● EXERCISE
Spot each line in the records below where the word "November" occurs, then copy it.

● DATA LISTING
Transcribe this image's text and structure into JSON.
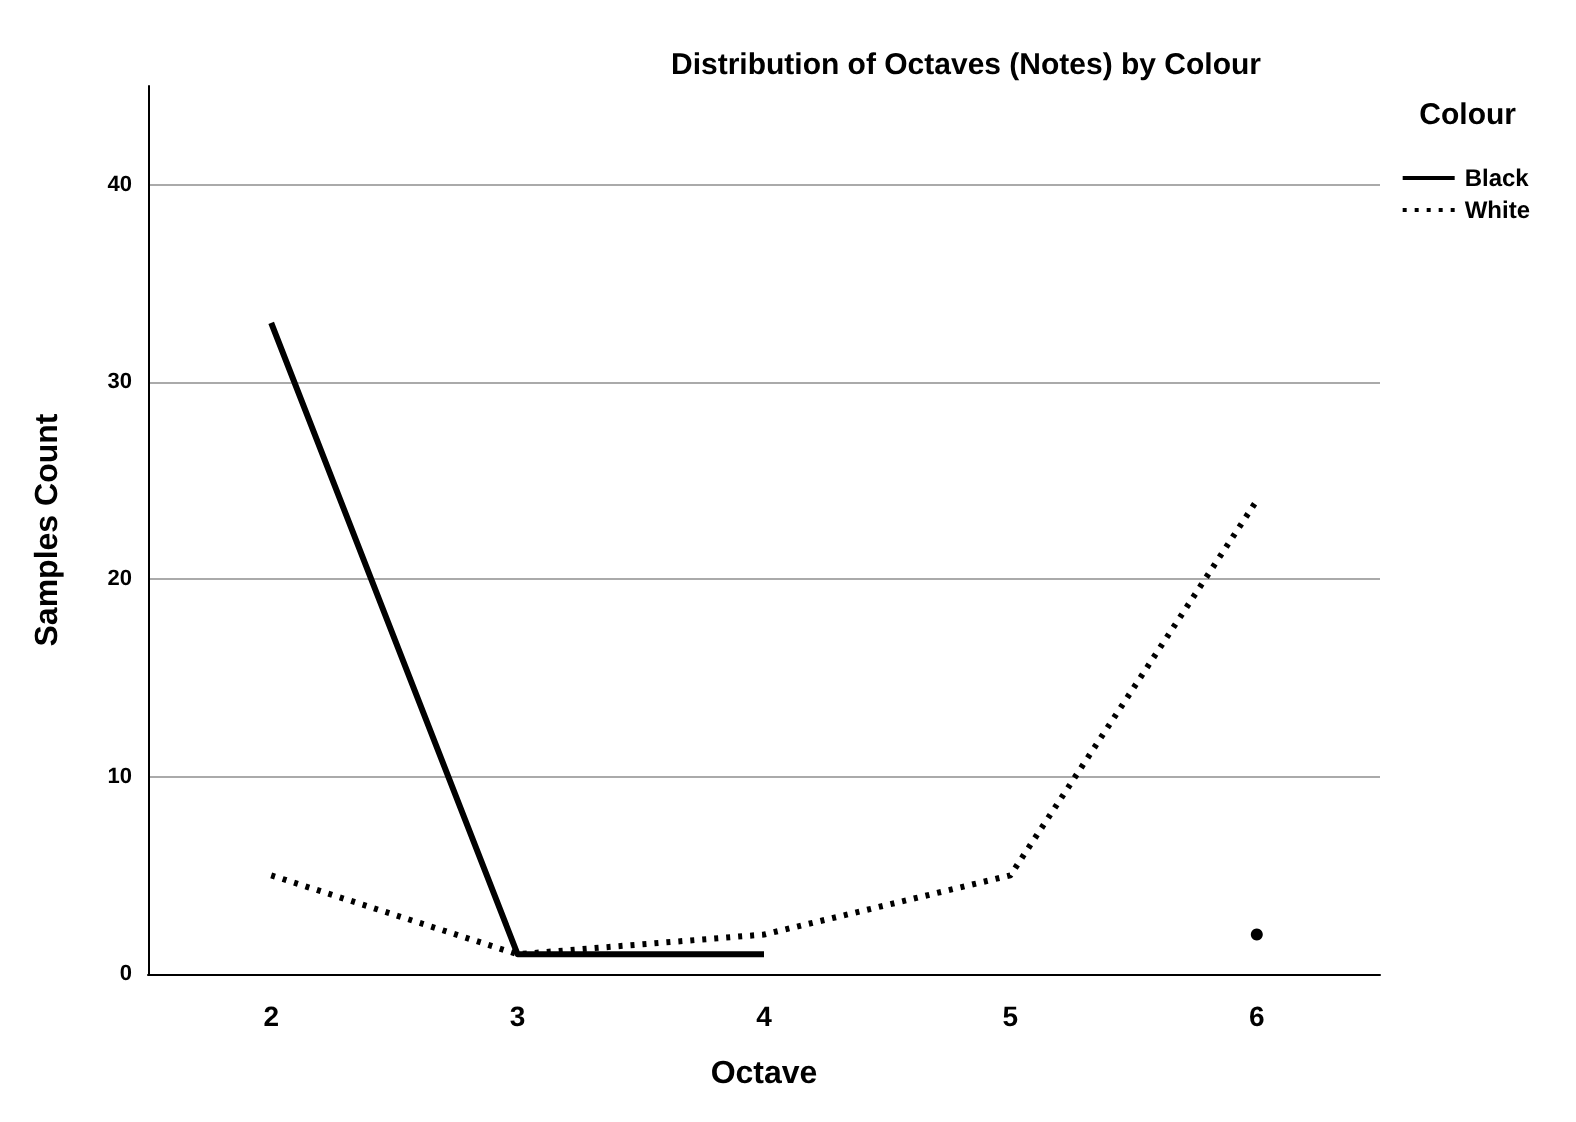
{
  "chart_data": {
    "type": "line",
    "title": "Distribution of Octaves (Notes) by Colour",
    "xlabel": "Octave",
    "ylabel": "Samples Count",
    "legend_title": "Colour",
    "categories": [
      "2",
      "3",
      "4",
      "5",
      "6"
    ],
    "series": [
      {
        "name": "Black",
        "color": "#000000",
        "line_style": "solid",
        "values": [
          33,
          1,
          1,
          null,
          2
        ]
      },
      {
        "name": "White",
        "color": "#000000",
        "line_style": "dotted",
        "values": [
          5,
          1,
          2,
          5,
          24
        ]
      }
    ],
    "ylim": [
      0,
      45
    ],
    "yticks": [
      0,
      10,
      20,
      30,
      40
    ],
    "grid": "y",
    "legend": "top right",
    "marker": "none"
  }
}
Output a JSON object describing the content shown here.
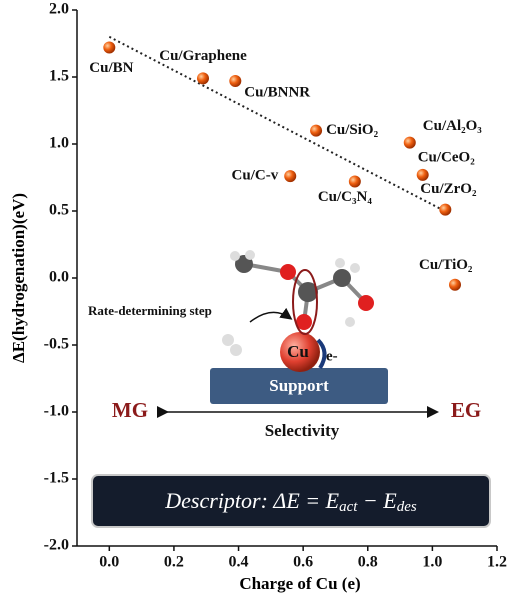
{
  "chart_data": {
    "type": "scatter",
    "xlabel": "Charge of Cu (e)",
    "ylabel": "ΔE(hydrogenation)(eV)",
    "xlim": [
      -0.1,
      1.2
    ],
    "ylim": [
      -2,
      2
    ],
    "xticks": [
      {
        "value": 0,
        "label": "0.0"
      },
      0.2,
      0.4,
      0.6,
      0.8,
      {
        "value": 1,
        "label": "1.0"
      },
      1.2
    ],
    "yticks": [
      {
        "value": -2,
        "label": "-2.0"
      },
      -1.5,
      {
        "value": -1,
        "label": "-1.0"
      },
      -0.5,
      {
        "value": 0,
        "label": "0.0"
      },
      0.5,
      {
        "value": 1,
        "label": "1.0"
      },
      1.5,
      {
        "value": 2,
        "label": "2.0"
      }
    ],
    "series": [
      {
        "color": "#f06010",
        "labels": [
          "Cu/BN",
          "Cu/Graphene",
          "Cu/BNNR",
          "Cu/SiO₂",
          "Cu/Al₂O₃",
          "Cu/CeO₂",
          "Cu/C-v",
          "Cu/C₃N₄",
          "Cu/ZrO₂",
          "Cu/TiO₂"
        ],
        "x": [
          0.0,
          0.29,
          0.39,
          0.64,
          0.93,
          0.97,
          0.56,
          0.76,
          1.04,
          1.07
        ],
        "values": [
          1.72,
          1.49,
          1.47,
          1.1,
          1.01,
          0.77,
          0.76,
          0.72,
          0.51,
          -0.05
        ]
      }
    ],
    "trendline": {
      "x": [
        0.0,
        1.03
      ],
      "values": [
        1.8,
        0.51
      ]
    },
    "inset": {
      "step": "Rate-determining step",
      "metal": "Cu",
      "electron": "e-",
      "support": "Support",
      "left": "MG",
      "right": "EG",
      "axis": "Selectivity",
      "descriptor": [
        "Descriptor: ΔE = E",
        "act",
        " − E",
        "des"
      ]
    }
  }
}
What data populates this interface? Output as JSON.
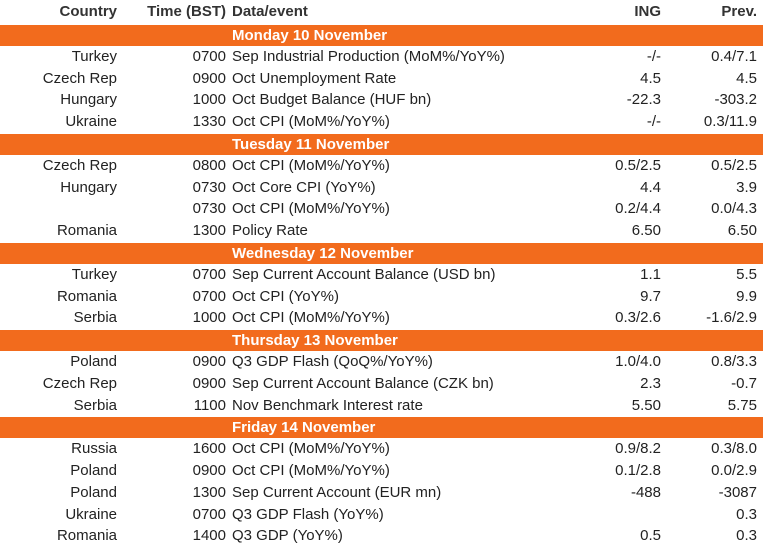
{
  "header": {
    "columns": [
      "Country",
      "Time (BST)",
      "Data/event",
      "ING",
      "Prev."
    ]
  },
  "sections": [
    {
      "title": "Monday 10 November",
      "rows": [
        [
          "Turkey",
          "0700",
          "Sep Industrial Production (MoM%/YoY%)",
          "-/-",
          "0.4/7.1"
        ],
        [
          "Czech Rep",
          "0900",
          "Oct Unemployment Rate",
          "4.5",
          "4.5"
        ],
        [
          "Hungary",
          "1000",
          "Oct Budget Balance (HUF bn)",
          "-22.3",
          "-303.2"
        ],
        [
          "Ukraine",
          "1330",
          "Oct CPI (MoM%/YoY%)",
          "-/-",
          "0.3/11.9"
        ]
      ]
    },
    {
      "title": "Tuesday 11 November",
      "rows": [
        [
          "Czech Rep",
          "0800",
          "Oct CPI (MoM%/YoY%)",
          "0.5/2.5",
          "0.5/2.5"
        ],
        [
          "Hungary",
          "0730",
          "Oct Core CPI (YoY%)",
          "4.4",
          "3.9"
        ],
        [
          null,
          "0730",
          "Oct CPI (MoM%/YoY%)",
          "0.2/4.4",
          "0.0/4.3"
        ],
        [
          "Romania",
          "1300",
          "Policy Rate",
          "6.50",
          "6.50"
        ]
      ]
    },
    {
      "title": "Wednesday 12 November",
      "rows": [
        [
          "Turkey",
          "0700",
          "Sep Current Account Balance (USD bn)",
          "1.1",
          "5.5"
        ],
        [
          "Romania",
          "0700",
          "Oct CPI (YoY%)",
          "9.7",
          "9.9"
        ],
        [
          "Serbia",
          "1000",
          "Oct CPI (MoM%/YoY%)",
          "0.3/2.6",
          "-1.6/2.9"
        ]
      ]
    },
    {
      "title": "Thursday 13 November",
      "rows": [
        [
          "Poland",
          "0900",
          "Q3 GDP Flash (QoQ%/YoY%)",
          "1.0/4.0",
          "0.8/3.3"
        ],
        [
          "Czech Rep",
          "0900",
          "Sep Current Account Balance (CZK bn)",
          "2.3",
          "-0.7"
        ],
        [
          "Serbia",
          "1100",
          "Nov Benchmark Interest rate",
          "5.50",
          "5.75"
        ]
      ]
    },
    {
      "title": "Friday 14 November",
      "rows": [
        [
          "Russia",
          "1600",
          "Oct CPI (MoM%/YoY%)",
          "0.9/8.2",
          "0.3/8.0"
        ],
        [
          "Poland",
          "0900",
          "Oct CPI (MoM%/YoY%)",
          "0.1/2.8",
          "0.0/2.9"
        ],
        [
          "Poland",
          "1300",
          "Sep Current Account (EUR mn)",
          "-488",
          "-3087"
        ],
        [
          "Ukraine",
          "0700",
          "Q3 GDP Flash (YoY%)",
          null,
          "0.3"
        ],
        [
          "Romania",
          "1400",
          "Q3 GDP (YoY%)",
          "0.5",
          "0.3"
        ]
      ]
    }
  ]
}
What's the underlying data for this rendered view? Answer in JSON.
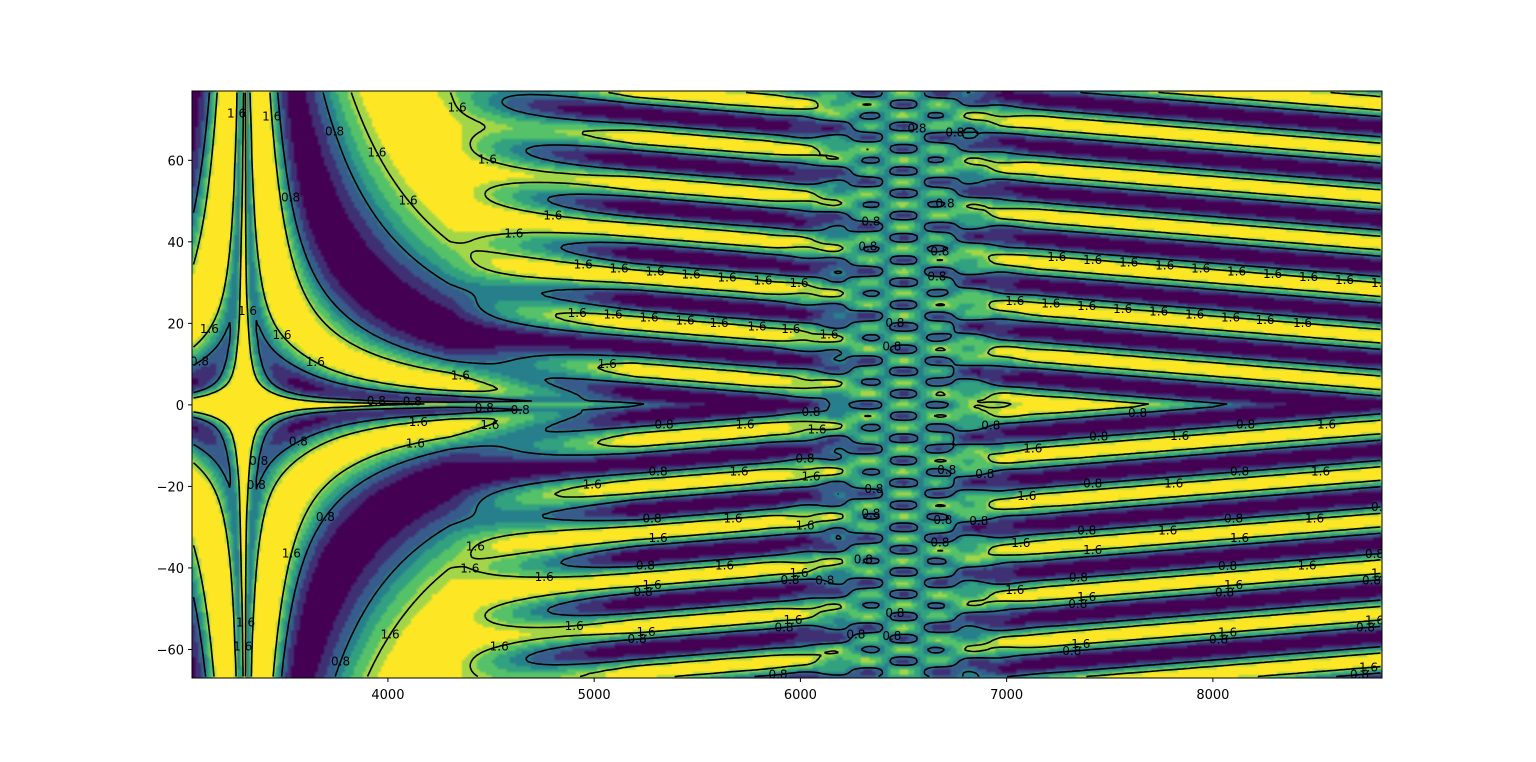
{
  "chart_data": {
    "type": "heatmap",
    "subtype": "filled-contour with line contours",
    "title": "",
    "xlabel": "",
    "ylabel": "",
    "xlim": [
      3050,
      8820
    ],
    "ylim": [
      -67,
      77
    ],
    "x_ticks": [
      4000,
      5000,
      6000,
      7000,
      8000
    ],
    "x_tick_labels": [
      "4000",
      "5000",
      "6000",
      "7000",
      "8000"
    ],
    "y_ticks": [
      -60,
      -40,
      -20,
      0,
      20,
      40,
      60
    ],
    "y_tick_labels": [
      "−60",
      "−40",
      "−20",
      "0",
      "20",
      "40",
      "60"
    ],
    "colormap": [
      "#440154",
      "#3b528b",
      "#21918c",
      "#5ec962",
      "#fde725"
    ],
    "contour_levels": [
      0.8,
      1.6
    ],
    "contour_level_labels": [
      "0.8",
      "1.6"
    ],
    "contour_color": "#000000",
    "grid": false,
    "legend": "none",
    "features": {
      "saddle_center_x": 3300,
      "saddle_center_y": 0,
      "dense_band_x": [
        6000,
        6900
      ],
      "dense_band_center_x": 6500
    }
  }
}
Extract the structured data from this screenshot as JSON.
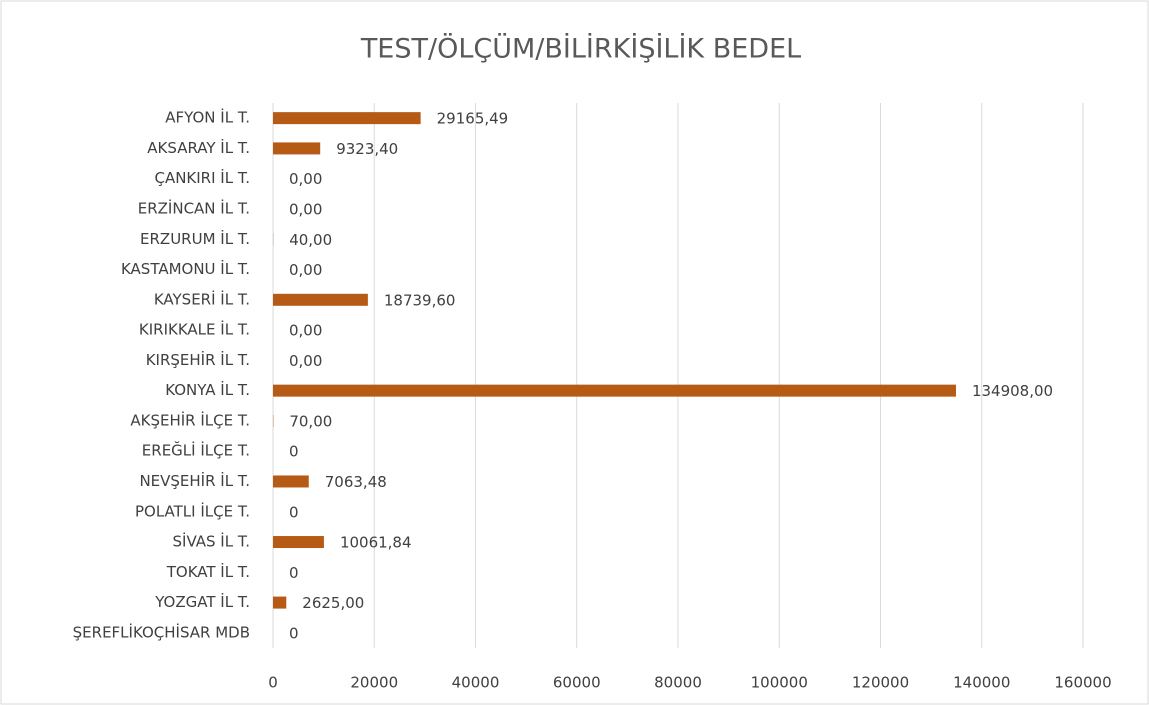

● ANSWER BELOW
      "title": "Monday 10 November",
      "title": "Tuesday 11 November",
      "title": "Wednesday 12 November",
      "title": "Thursday 13 November",
      "title": "Friday 14 November",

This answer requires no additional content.